» What the task requires: Say how many lines contain the word "Business" and give no other text.

» Records for processing:
□ □ □ □ □ □ □

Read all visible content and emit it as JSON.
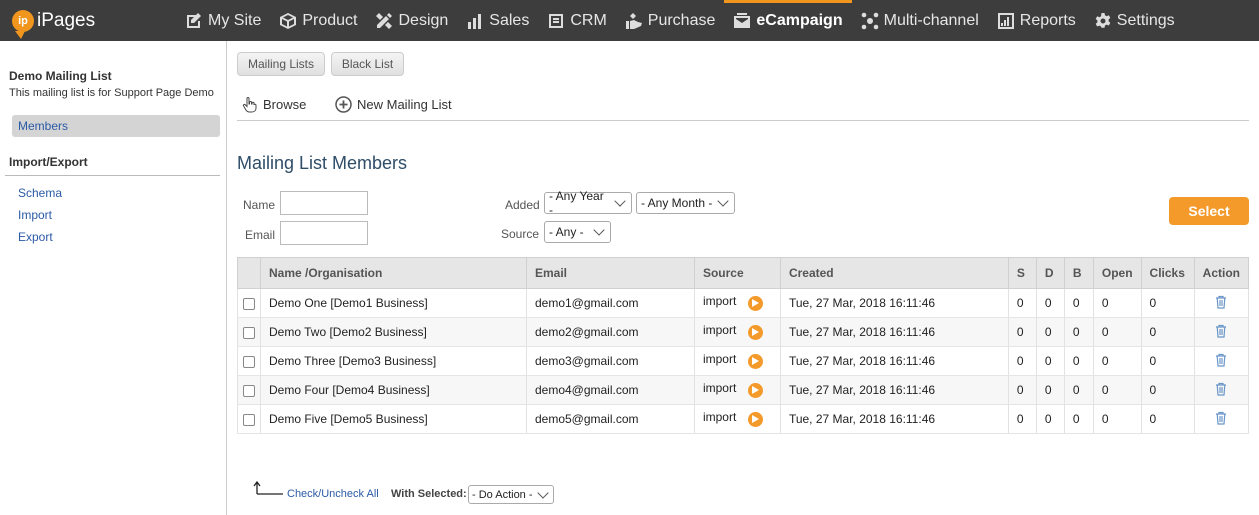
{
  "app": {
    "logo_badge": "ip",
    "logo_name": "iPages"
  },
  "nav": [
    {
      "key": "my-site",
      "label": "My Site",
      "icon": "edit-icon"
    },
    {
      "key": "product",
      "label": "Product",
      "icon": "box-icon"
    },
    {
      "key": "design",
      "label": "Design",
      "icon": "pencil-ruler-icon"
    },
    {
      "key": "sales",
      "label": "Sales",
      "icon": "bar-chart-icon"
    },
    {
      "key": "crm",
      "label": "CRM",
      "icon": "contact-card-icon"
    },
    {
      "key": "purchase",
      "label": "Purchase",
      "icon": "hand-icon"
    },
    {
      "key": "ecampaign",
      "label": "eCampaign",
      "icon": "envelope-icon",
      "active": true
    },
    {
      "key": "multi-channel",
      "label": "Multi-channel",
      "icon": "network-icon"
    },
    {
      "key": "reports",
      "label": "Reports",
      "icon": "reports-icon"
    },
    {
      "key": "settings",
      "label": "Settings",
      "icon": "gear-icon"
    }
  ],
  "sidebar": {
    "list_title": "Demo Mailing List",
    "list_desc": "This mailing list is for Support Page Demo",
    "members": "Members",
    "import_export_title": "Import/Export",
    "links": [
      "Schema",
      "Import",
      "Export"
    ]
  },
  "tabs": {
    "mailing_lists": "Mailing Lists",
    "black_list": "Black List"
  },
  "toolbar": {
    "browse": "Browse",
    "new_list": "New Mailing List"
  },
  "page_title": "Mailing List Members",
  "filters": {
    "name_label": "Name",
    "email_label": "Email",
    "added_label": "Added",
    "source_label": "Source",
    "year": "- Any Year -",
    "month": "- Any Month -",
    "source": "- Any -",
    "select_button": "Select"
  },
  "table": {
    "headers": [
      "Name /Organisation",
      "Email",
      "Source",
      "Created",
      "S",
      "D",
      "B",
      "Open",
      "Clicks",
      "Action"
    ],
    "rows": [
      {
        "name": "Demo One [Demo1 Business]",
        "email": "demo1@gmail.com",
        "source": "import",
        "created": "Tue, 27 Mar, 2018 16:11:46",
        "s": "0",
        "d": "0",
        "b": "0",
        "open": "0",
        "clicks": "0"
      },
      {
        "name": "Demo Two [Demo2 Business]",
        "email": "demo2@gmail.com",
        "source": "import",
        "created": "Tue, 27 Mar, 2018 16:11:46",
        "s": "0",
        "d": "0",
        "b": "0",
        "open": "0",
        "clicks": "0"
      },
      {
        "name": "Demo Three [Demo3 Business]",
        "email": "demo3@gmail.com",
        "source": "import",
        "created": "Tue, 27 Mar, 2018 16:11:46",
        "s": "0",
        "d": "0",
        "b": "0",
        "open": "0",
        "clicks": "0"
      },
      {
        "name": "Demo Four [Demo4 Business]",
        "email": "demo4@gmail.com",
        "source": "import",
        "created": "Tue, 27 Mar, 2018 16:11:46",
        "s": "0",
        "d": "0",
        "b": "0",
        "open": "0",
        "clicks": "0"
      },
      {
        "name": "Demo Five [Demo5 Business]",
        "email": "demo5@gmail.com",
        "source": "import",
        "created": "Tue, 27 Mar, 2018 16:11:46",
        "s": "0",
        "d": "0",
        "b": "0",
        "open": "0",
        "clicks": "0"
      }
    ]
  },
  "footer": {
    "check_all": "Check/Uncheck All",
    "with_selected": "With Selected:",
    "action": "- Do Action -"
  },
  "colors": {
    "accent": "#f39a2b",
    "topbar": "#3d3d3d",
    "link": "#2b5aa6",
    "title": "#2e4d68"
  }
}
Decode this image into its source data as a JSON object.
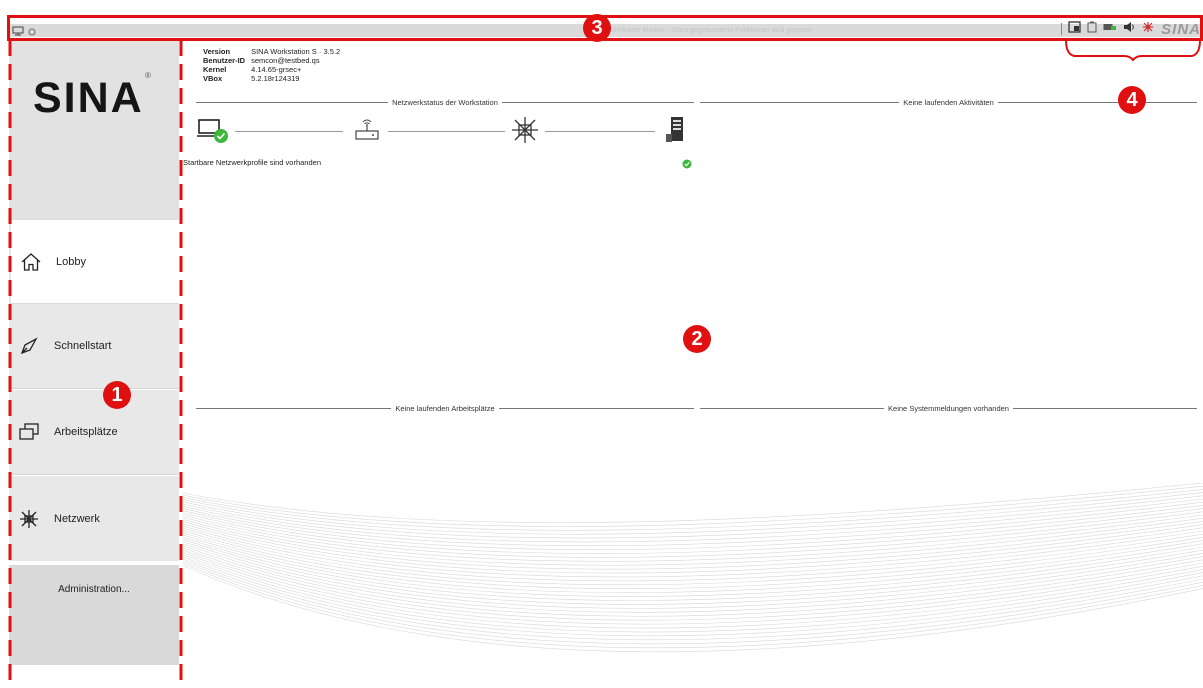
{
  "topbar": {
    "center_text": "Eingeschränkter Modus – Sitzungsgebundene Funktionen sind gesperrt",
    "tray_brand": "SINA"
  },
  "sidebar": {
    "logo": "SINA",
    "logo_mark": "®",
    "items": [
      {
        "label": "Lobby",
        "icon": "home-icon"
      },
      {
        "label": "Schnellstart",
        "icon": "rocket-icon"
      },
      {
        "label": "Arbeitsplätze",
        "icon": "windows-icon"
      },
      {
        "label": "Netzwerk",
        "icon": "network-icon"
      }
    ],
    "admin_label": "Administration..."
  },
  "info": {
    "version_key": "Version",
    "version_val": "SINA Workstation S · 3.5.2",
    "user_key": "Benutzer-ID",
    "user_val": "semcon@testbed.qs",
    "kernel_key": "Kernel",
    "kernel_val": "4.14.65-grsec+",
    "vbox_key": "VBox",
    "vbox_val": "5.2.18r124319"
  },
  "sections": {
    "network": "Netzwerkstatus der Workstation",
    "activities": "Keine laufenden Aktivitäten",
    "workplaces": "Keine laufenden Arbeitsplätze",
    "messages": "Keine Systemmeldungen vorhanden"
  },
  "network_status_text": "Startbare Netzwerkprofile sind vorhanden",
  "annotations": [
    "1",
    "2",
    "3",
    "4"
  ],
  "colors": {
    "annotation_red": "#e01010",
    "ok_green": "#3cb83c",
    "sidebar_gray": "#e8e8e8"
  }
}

□ □ □ □ □ □ □

» Solution below: 5